# Exercise requirements
Note each line where "Nationality" appears, and copy it.

# Records to process
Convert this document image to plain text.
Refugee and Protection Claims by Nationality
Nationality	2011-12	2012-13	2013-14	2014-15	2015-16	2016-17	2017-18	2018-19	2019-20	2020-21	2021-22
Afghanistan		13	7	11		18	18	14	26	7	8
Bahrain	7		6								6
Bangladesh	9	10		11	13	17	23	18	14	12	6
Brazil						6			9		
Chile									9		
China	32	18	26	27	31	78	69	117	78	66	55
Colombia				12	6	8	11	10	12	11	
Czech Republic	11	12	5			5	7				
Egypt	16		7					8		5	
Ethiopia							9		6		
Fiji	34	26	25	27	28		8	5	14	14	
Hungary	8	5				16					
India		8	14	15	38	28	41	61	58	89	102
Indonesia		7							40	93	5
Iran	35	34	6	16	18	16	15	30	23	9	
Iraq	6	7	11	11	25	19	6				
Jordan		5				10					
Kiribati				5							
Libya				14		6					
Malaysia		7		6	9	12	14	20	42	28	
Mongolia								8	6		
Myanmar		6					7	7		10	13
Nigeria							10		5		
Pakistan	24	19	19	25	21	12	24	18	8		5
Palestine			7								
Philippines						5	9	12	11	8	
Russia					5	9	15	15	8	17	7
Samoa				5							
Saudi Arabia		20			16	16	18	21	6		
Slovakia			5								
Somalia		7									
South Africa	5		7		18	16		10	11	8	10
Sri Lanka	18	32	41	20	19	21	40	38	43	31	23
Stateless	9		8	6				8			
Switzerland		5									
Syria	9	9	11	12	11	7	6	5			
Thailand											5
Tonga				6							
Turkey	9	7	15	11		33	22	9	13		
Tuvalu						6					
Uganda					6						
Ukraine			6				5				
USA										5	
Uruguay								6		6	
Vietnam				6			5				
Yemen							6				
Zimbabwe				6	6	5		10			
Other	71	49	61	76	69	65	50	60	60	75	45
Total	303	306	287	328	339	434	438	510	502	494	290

# Written response
Refugee and Protection Claims by Nationality
Nationality	2011-12	2012-13	2013-14	2014-15	2015-16	2016-17	2017-18	2018-19	2019-20	2020-21	2021-22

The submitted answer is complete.